◆ **TASK GOAL**: Give every line again exactly as it appears, please, but not the pictures.

◆ **DATA SHOWN**:
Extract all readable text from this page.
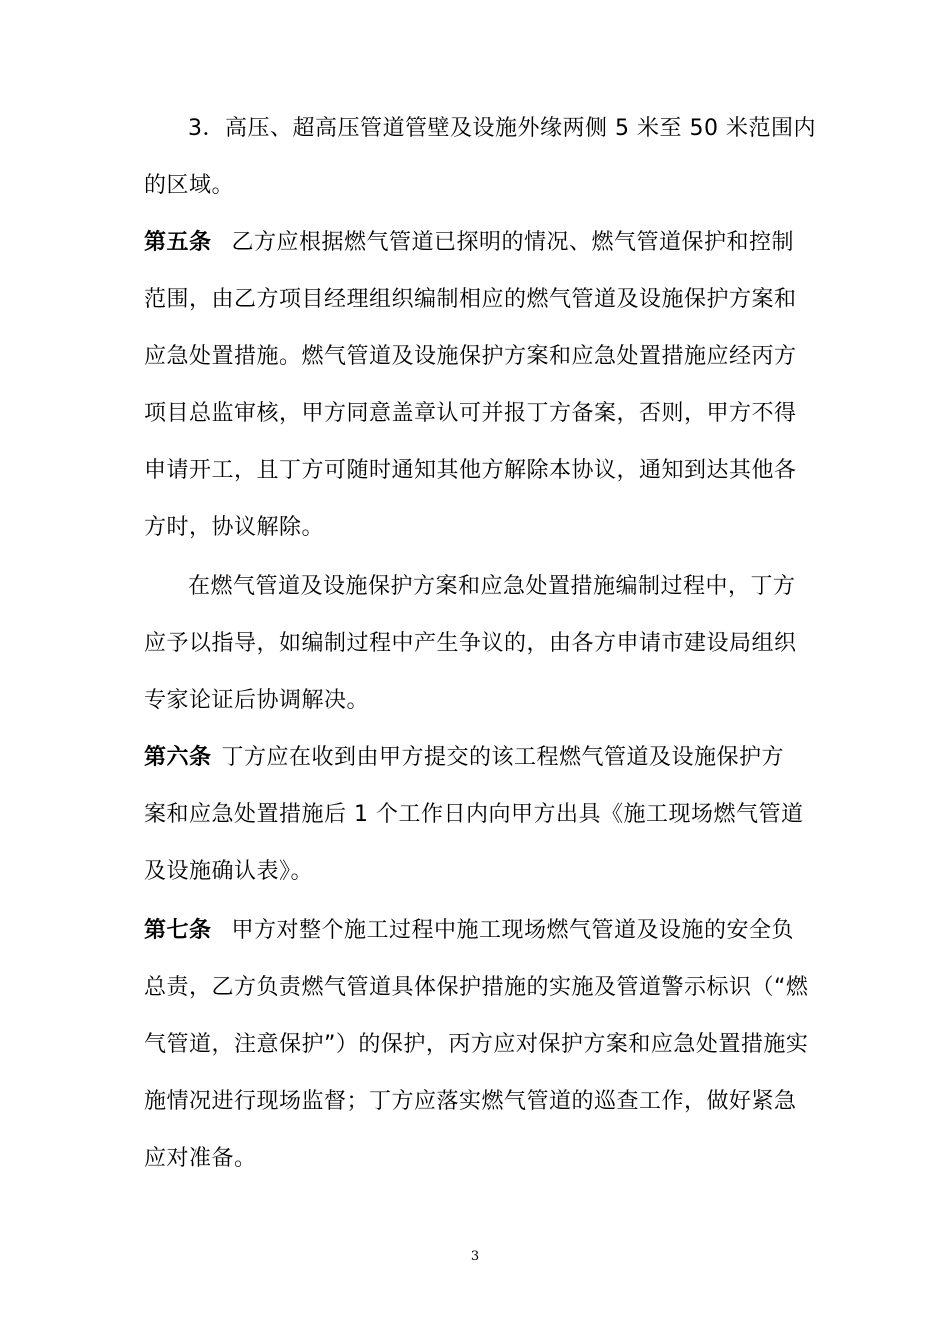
3．高压、超高压管道管壁及设施外缘两侧 5 米至 50 米范围内
的区域。
第五条 乙方应根据燃气管道已探明的情况、燃气管道保护和控制
范围，由乙方项目经理组织编制相应的燃气管道及设施保护方案和
应急处置措施。燃气管道及设施保护方案和应急处置措施应经丙方
项目总监审核，甲方同意盖章认可并报丁方备案，否则，甲方不得
申请开工，且丁方可随时通知其他方解除本协议，通知到达其他各
方时，协议解除。
在燃气管道及设施保护方案和应急处置措施编制过程中，丁方
应予以指导，如编制过程中产生争议的，由各方申请市建设局组织
专家论证后协调解决。
第六条 丁方应在收到由甲方提交的该工程燃气管道及设施保护方
案和应急处置措施后 1 个工作日内向甲方出具《施工现场燃气管道
及设施确认表》。
第七条 甲方对整个施工过程中施工现场燃气管道及设施的安全负
总责，乙方负责燃气管道具体保护措施的实施及管道警示标识（“燃
气管道，注意保护”）的保护，丙方应对保护方案和应急处置措施实
施情况进行现场监督；丁方应落实燃气管道的巡查工作，做好紧急
应对准备。
3
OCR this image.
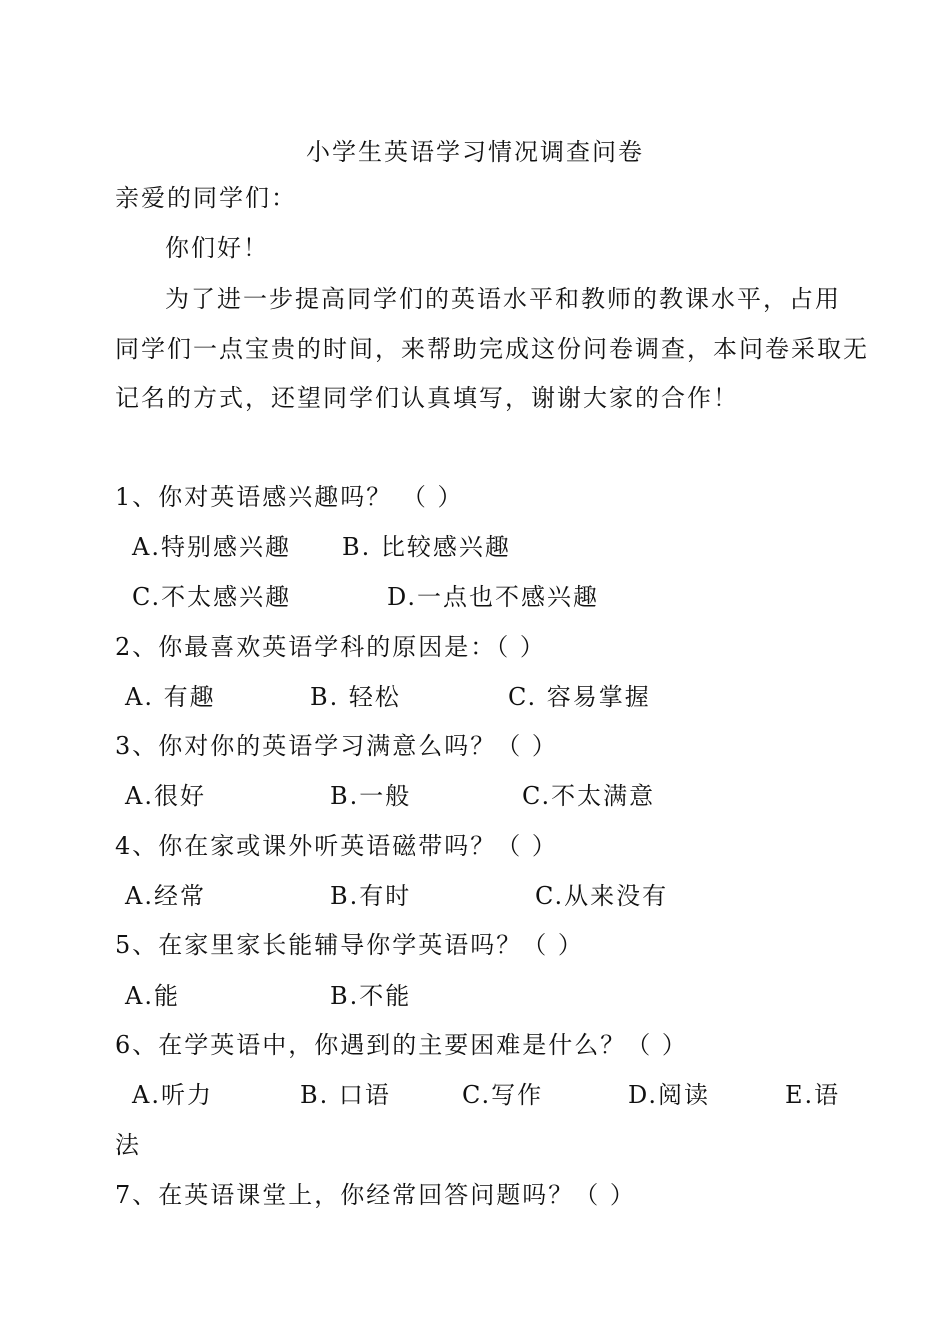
小学生英语学习情况调查问卷
亲爱的同学们：
你们好！
为了进一步提高同学们的英语水平和教师的教课水平，占用
同学们一点宝贵的时间，来帮助完成这份问卷调查，本问卷采取无
记名的方式，还望同学们认真填写，谢谢大家的合作！
1、你对英语感兴趣吗？ （ ）
A.特别感兴趣 B. 比较感兴趣
C.不太感兴趣	D.一点也不感兴趣
2、你最喜欢英语学科的原因是：（ ）
A. 有趣	B. 轻松	C. 容易掌握
3、你对你的英语学习满意么吗？（ ）
A.很好	B.一般	C.不太满意
4、你在家或课外听英语磁带吗？（ ）
A.经常	B.有时	C.从来没有
5、在家里家长能辅导你学英语吗？（ ）
A.能	B.不能
6、在学英语中，你遇到的主要困难是什么？（ ）
A.听力	B. 口语	C.写作	D.阅读	E.语
法
7、在英语课堂上，你经常回答问题吗？（ ）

◆ **SOLUTION**:
Extract all readable text from this page.
3．高压、超高压管道管壁及设施外缘两侧 5 米至 50 米范围内
的区域。
第五条 乙方应根据燃气管道已探明的情况、燃气管道保护和控制
范围，由乙方项目经理组织编制相应的燃气管道及设施保护方案和
应急处置措施。燃气管道及设施保护方案和应急处置措施应经丙方
项目总监审核，甲方同意盖章认可并报丁方备案，否则，甲方不得
申请开工，且丁方可随时通知其他方解除本协议，通知到达其他各
方时，协议解除。
在燃气管道及设施保护方案和应急处置措施编制过程中，丁方
应予以指导，如编制过程中产生争议的，由各方申请市建设局组织
专家论证后协调解决。
第六条 丁方应在收到由甲方提交的该工程燃气管道及设施保护方
案和应急处置措施后 1 个工作日内向甲方出具《施工现场燃气管道
及设施确认表》。
第七条 甲方对整个施工过程中施工现场燃气管道及设施的安全负
总责，乙方负责燃气管道具体保护措施的实施及管道警示标识（“燃
气管道，注意保护”）的保护，丙方应对保护方案和应急处置措施实
施情况进行现场监督；丁方应落实燃气管道的巡查工作，做好紧急
应对准备。
3
OCR this image.
小学生英语学习情况调查问卷
亲爱的同学们：
你们好！
为了进一步提高同学们的英语水平和教师的教课水平，占用
同学们一点宝贵的时间，来帮助完成这份问卷调查，本问卷采取无
记名的方式，还望同学们认真填写，谢谢大家的合作！
1、你对英语感兴趣吗？ （ ）
A.特别感兴趣 B. 比较感兴趣
C.不太感兴趣	D.一点也不感兴趣
2、你最喜欢英语学科的原因是：（ ）
A. 有趣	B. 轻松	C. 容易掌握
3、你对你的英语学习满意么吗？（ ）
A.很好	B.一般	C.不太满意
4、你在家或课外听英语磁带吗？（ ）
A.经常	B.有时	C.从来没有
5、在家里家长能辅导你学英语吗？（ ）
A.能	B.不能
6、在学英语中，你遇到的主要困难是什么？（ ）
A.听力	B. 口语	C.写作	D.阅读	E.语
法
7、在英语课堂上，你经常回答问题吗？（ ）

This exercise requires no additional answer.